- _What you need to do_: Leave out the pictures and copy each record below exactly.
# # # #
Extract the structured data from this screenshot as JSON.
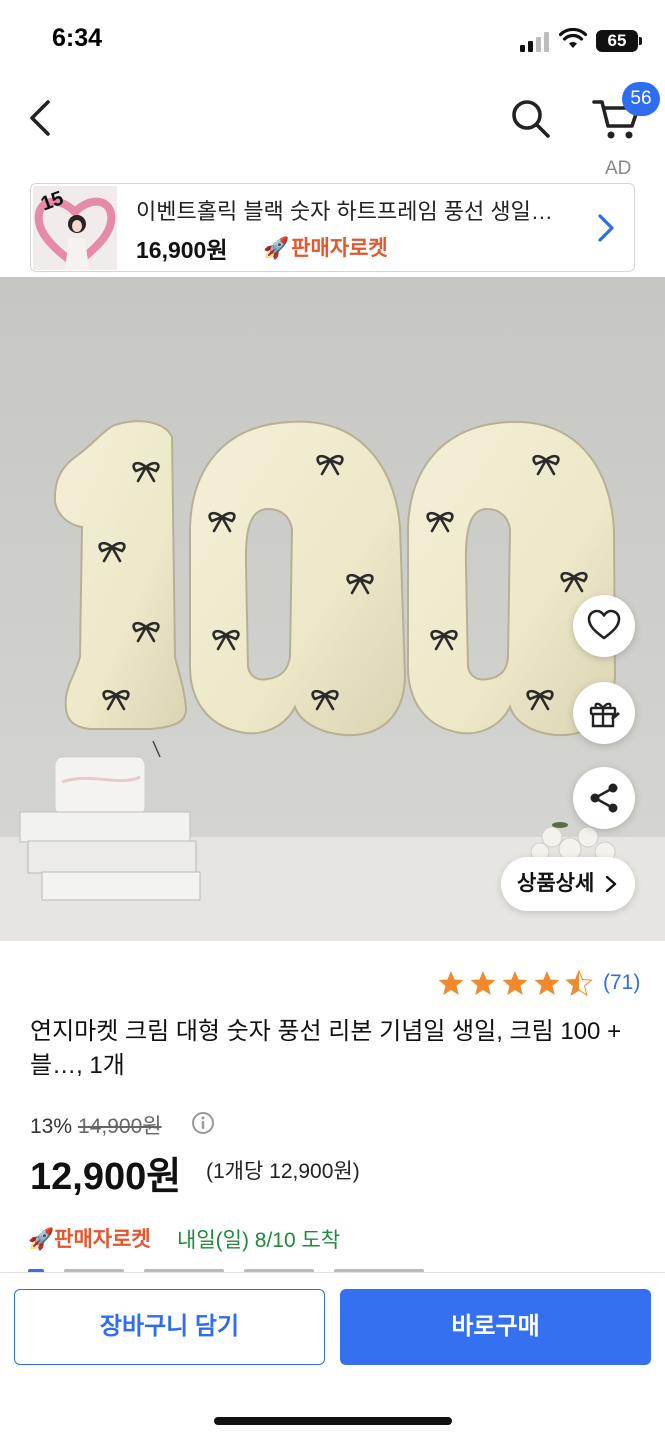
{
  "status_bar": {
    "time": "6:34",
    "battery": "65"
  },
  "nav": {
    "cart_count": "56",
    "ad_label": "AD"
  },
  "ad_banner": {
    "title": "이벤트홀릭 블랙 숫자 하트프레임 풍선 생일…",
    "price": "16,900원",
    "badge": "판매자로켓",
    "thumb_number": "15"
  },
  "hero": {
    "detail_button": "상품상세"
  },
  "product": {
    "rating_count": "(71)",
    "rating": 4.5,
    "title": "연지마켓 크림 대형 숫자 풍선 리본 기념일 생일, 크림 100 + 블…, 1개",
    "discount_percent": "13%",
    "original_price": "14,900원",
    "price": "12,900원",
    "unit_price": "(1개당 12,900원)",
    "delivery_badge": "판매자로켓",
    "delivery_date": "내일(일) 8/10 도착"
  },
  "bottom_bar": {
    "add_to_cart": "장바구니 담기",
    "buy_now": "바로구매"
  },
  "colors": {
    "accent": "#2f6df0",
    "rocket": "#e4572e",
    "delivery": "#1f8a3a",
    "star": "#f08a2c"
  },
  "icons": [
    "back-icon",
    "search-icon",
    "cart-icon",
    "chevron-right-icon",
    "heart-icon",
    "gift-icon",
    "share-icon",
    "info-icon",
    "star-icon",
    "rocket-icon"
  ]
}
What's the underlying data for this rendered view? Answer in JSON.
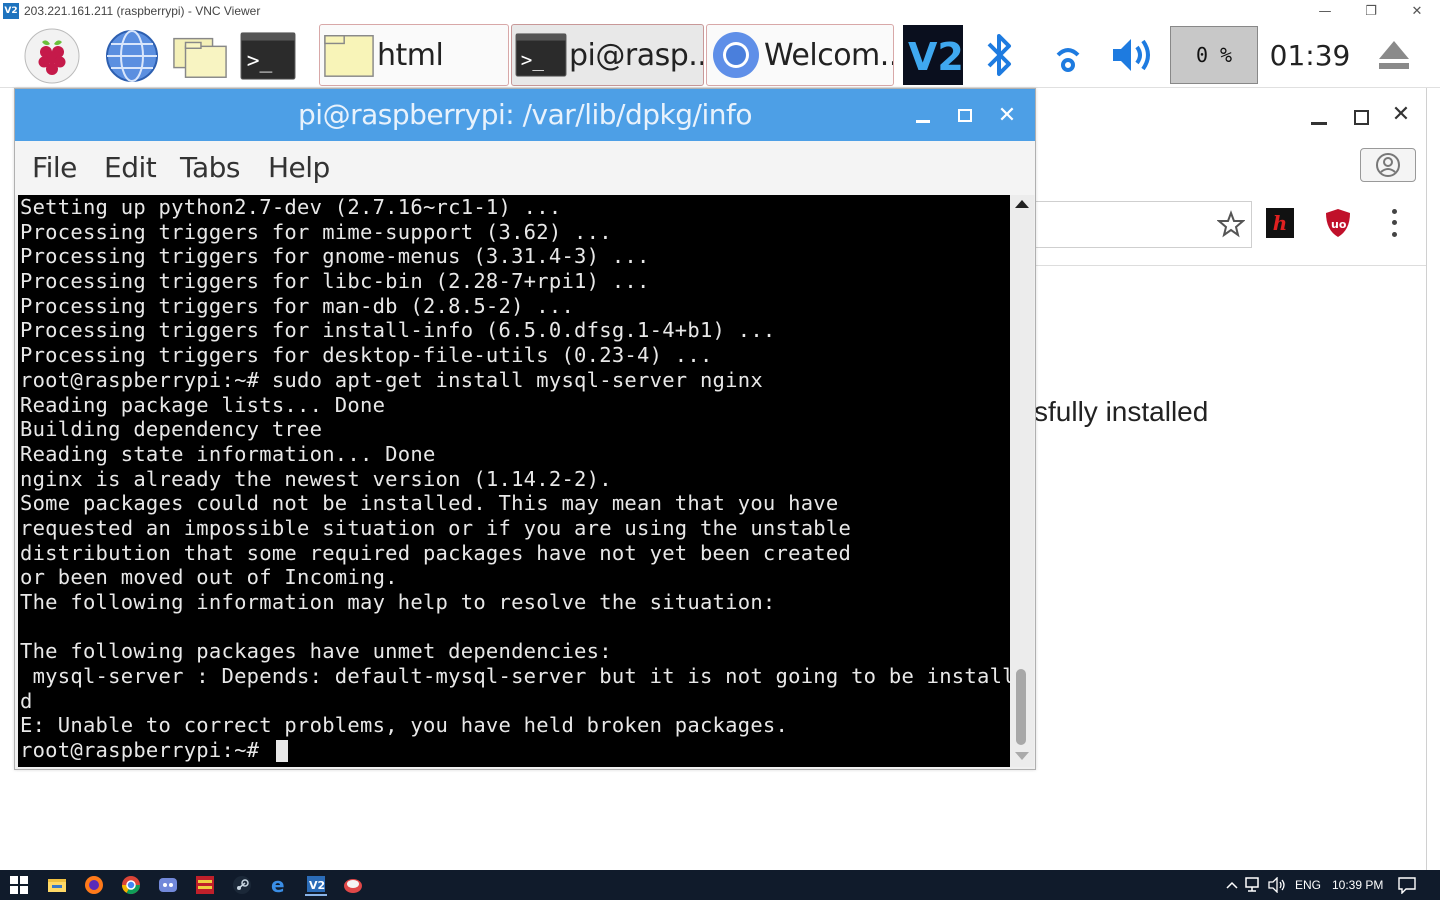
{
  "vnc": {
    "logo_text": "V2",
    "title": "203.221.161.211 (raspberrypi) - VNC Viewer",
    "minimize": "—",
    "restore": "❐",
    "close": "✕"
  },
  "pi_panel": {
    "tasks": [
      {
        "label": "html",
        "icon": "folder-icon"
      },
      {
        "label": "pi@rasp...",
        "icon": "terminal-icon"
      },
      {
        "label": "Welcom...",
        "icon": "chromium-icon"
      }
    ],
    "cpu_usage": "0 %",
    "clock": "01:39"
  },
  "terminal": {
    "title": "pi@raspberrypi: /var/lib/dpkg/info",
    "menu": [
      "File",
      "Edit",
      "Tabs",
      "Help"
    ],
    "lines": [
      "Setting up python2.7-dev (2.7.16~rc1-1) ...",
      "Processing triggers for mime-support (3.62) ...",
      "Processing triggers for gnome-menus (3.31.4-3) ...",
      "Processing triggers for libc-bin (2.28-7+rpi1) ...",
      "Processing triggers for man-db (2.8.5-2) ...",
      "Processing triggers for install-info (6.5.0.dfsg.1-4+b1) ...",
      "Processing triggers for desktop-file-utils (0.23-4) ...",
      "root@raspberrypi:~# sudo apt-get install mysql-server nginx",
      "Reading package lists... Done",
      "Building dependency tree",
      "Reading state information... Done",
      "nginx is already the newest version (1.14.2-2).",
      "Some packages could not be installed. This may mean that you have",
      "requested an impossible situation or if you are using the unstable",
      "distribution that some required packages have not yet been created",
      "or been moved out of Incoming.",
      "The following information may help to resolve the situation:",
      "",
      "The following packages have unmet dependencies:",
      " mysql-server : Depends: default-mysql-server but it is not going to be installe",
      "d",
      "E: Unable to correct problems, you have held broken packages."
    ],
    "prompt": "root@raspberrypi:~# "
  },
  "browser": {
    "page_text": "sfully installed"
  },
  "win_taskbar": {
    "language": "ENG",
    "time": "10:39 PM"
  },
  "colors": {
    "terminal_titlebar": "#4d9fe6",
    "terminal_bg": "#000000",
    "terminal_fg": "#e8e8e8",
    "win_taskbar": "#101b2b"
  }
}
# # # #
- _Problem solution_:
Extract the structured data from this screenshot as JSON.
{
  "status_bar": {
    "time": "6:34",
    "battery": "65"
  },
  "nav": {
    "cart_count": "56",
    "ad_label": "AD"
  },
  "ad_banner": {
    "title": "이벤트홀릭 블랙 숫자 하트프레임 풍선 생일…",
    "price": "16,900원",
    "badge": "판매자로켓",
    "thumb_number": "15"
  },
  "hero": {
    "detail_button": "상품상세"
  },
  "product": {
    "rating_count": "(71)",
    "rating": 4.5,
    "title": "연지마켓 크림 대형 숫자 풍선 리본 기념일 생일, 크림 100 + 블…, 1개",
    "discount_percent": "13%",
    "original_price": "14,900원",
    "price": "12,900원",
    "unit_price": "(1개당 12,900원)",
    "delivery_badge": "판매자로켓",
    "delivery_date": "내일(일) 8/10 도착"
  },
  "bottom_bar": {
    "add_to_cart": "장바구니 담기",
    "buy_now": "바로구매"
  },
  "colors": {
    "accent": "#2f6df0",
    "rocket": "#e4572e",
    "delivery": "#1f8a3a",
    "star": "#f08a2c"
  },
  "icons": [
    "back-icon",
    "search-icon",
    "cart-icon",
    "chevron-right-icon",
    "heart-icon",
    "gift-icon",
    "share-icon",
    "info-icon",
    "star-icon",
    "rocket-icon"
  ]
}
What's the underlying data for this rendered view? Answer in JSON.
{
  "vnc": {
    "logo_text": "V2",
    "title": "203.221.161.211 (raspberrypi) - VNC Viewer",
    "minimize": "—",
    "restore": "❐",
    "close": "✕"
  },
  "pi_panel": {
    "tasks": [
      {
        "label": "html",
        "icon": "folder-icon"
      },
      {
        "label": "pi@rasp...",
        "icon": "terminal-icon"
      },
      {
        "label": "Welcom...",
        "icon": "chromium-icon"
      }
    ],
    "cpu_usage": "0 %",
    "clock": "01:39"
  },
  "terminal": {
    "title": "pi@raspberrypi: /var/lib/dpkg/info",
    "menu": [
      "File",
      "Edit",
      "Tabs",
      "Help"
    ],
    "lines": [
      "Setting up python2.7-dev (2.7.16~rc1-1) ...",
      "Processing triggers for mime-support (3.62) ...",
      "Processing triggers for gnome-menus (3.31.4-3) ...",
      "Processing triggers for libc-bin (2.28-7+rpi1) ...",
      "Processing triggers for man-db (2.8.5-2) ...",
      "Processing triggers for install-info (6.5.0.dfsg.1-4+b1) ...",
      "Processing triggers for desktop-file-utils (0.23-4) ...",
      "root@raspberrypi:~# sudo apt-get install mysql-server nginx",
      "Reading package lists... Done",
      "Building dependency tree",
      "Reading state information... Done",
      "nginx is already the newest version (1.14.2-2).",
      "Some packages could not be installed. This may mean that you have",
      "requested an impossible situation or if you are using the unstable",
      "distribution that some required packages have not yet been created",
      "or been moved out of Incoming.",
      "The following information may help to resolve the situation:",
      "",
      "The following packages have unmet dependencies:",
      " mysql-server : Depends: default-mysql-server but it is not going to be installe",
      "d",
      "E: Unable to correct problems, you have held broken packages."
    ],
    "prompt": "root@raspberrypi:~# "
  },
  "browser": {
    "page_text": "sfully installed"
  },
  "win_taskbar": {
    "language": "ENG",
    "time": "10:39 PM"
  },
  "colors": {
    "terminal_titlebar": "#4d9fe6",
    "terminal_bg": "#000000",
    "terminal_fg": "#e8e8e8",
    "win_taskbar": "#101b2b"
  }
}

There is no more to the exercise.